| PROVIDED RECORDS |

==========

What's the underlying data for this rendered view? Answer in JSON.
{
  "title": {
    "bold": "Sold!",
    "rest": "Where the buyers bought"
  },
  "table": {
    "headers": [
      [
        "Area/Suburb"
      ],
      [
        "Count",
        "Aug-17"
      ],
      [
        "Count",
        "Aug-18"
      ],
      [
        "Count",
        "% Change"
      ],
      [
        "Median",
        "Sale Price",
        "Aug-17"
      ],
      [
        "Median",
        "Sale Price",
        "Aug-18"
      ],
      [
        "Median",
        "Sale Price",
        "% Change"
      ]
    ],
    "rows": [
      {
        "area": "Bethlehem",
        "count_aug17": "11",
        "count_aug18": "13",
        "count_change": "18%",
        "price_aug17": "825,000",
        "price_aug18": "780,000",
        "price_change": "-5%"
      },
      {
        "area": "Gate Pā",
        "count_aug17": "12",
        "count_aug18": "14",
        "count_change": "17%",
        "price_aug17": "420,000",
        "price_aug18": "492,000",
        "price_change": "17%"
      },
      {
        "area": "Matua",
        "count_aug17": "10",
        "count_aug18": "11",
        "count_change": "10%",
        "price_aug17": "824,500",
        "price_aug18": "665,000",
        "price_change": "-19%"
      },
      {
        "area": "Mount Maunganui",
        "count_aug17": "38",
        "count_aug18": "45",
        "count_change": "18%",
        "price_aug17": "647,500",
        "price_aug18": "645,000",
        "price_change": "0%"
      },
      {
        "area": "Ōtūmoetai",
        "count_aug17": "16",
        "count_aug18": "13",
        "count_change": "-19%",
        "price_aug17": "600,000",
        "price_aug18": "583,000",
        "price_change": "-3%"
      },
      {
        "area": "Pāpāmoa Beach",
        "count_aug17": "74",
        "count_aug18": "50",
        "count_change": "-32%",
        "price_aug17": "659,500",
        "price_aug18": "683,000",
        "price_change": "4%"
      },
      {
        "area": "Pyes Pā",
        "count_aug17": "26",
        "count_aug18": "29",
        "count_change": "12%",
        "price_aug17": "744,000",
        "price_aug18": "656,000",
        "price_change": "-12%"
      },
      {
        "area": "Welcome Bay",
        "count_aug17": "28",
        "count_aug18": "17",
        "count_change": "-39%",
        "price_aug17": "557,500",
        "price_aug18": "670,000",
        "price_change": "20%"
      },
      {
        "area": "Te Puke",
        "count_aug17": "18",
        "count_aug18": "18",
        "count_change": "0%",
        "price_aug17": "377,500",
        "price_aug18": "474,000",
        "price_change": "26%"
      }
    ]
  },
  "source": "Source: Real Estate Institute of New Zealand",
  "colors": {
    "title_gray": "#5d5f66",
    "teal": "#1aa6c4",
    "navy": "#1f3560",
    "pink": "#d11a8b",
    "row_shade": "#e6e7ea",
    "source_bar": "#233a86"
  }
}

==========

| STATED GOAL |
Copy out each record from above, exactly.

| COMPLETED TASK |
What's the underlying data for this rendered view? Answer in JSON.
{
  "title": {
    "bold": "Sold!",
    "rest": "Where the buyers bought"
  },
  "table": {
    "headers": [
      [
        "Area/Suburb"
      ],
      [
        "Count",
        "Aug-17"
      ],
      [
        "Count",
        "Aug-18"
      ],
      [
        "Count",
        "% Change"
      ],
      [
        "Median",
        "Sale Price",
        "Aug-17"
      ],
      [
        "Median",
        "Sale Price",
        "Aug-18"
      ],
      [
        "Median",
        "Sale Price",
        "% Change"
      ]
    ],
    "rows": [
      {
        "area": "Bethlehem",
        "count_aug17": "11",
        "count_aug18": "13",
        "count_change": "18%",
        "price_aug17": "825,000",
        "price_aug18": "780,000",
        "price_change": "-5%"
      },
      {
        "area": "Gate Pā",
        "count_aug17": "12",
        "count_aug18": "14",
        "count_change": "17%",
        "price_aug17": "420,000",
        "price_aug18": "492,000",
        "price_change": "17%"
      },
      {
        "area": "Matua",
        "count_aug17": "10",
        "count_aug18": "11",
        "count_change": "10%",
        "price_aug17": "824,500",
        "price_aug18": "665,000",
        "price_change": "-19%"
      },
      {
        "area": "Mount Maunganui",
        "count_aug17": "38",
        "count_aug18": "45",
        "count_change": "18%",
        "price_aug17": "647,500",
        "price_aug18": "645,000",
        "price_change": "0%"
      },
      {
        "area": "Ōtūmoetai",
        "count_aug17": "16",
        "count_aug18": "13",
        "count_change": "-19%",
        "price_aug17": "600,000",
        "price_aug18": "583,000",
        "price_change": "-3%"
      },
      {
        "area": "Pāpāmoa Beach",
        "count_aug17": "74",
        "count_aug18": "50",
        "count_change": "-32%",
        "price_aug17": "659,500",
        "price_aug18": "683,000",
        "price_change": "4%"
      },
      {
        "area": "Pyes Pā",
        "count_aug17": "26",
        "count_aug18": "29",
        "count_change": "12%",
        "price_aug17": "744,000",
        "price_aug18": "656,000",
        "price_change": "-12%"
      },
      {
        "area": "Welcome Bay",
        "count_aug17": "28",
        "count_aug18": "17",
        "count_change": "-39%",
        "price_aug17": "557,500",
        "price_aug18": "670,000",
        "price_change": "20%"
      },
      {
        "area": "Te Puke",
        "count_aug17": "18",
        "count_aug18": "18",
        "count_change": "0%",
        "price_aug17": "377,500",
        "price_aug18": "474,000",
        "price_change": "26%"
      }
    ]
  },
  "source": "Source: Real Estate Institute of New Zealand",
  "colors": {
    "title_gray": "#5d5f66",
    "teal": "#1aa6c4",
    "navy": "#1f3560",
    "pink": "#d11a8b",
    "row_shade": "#e6e7ea",
    "source_bar": "#233a86"
  }
}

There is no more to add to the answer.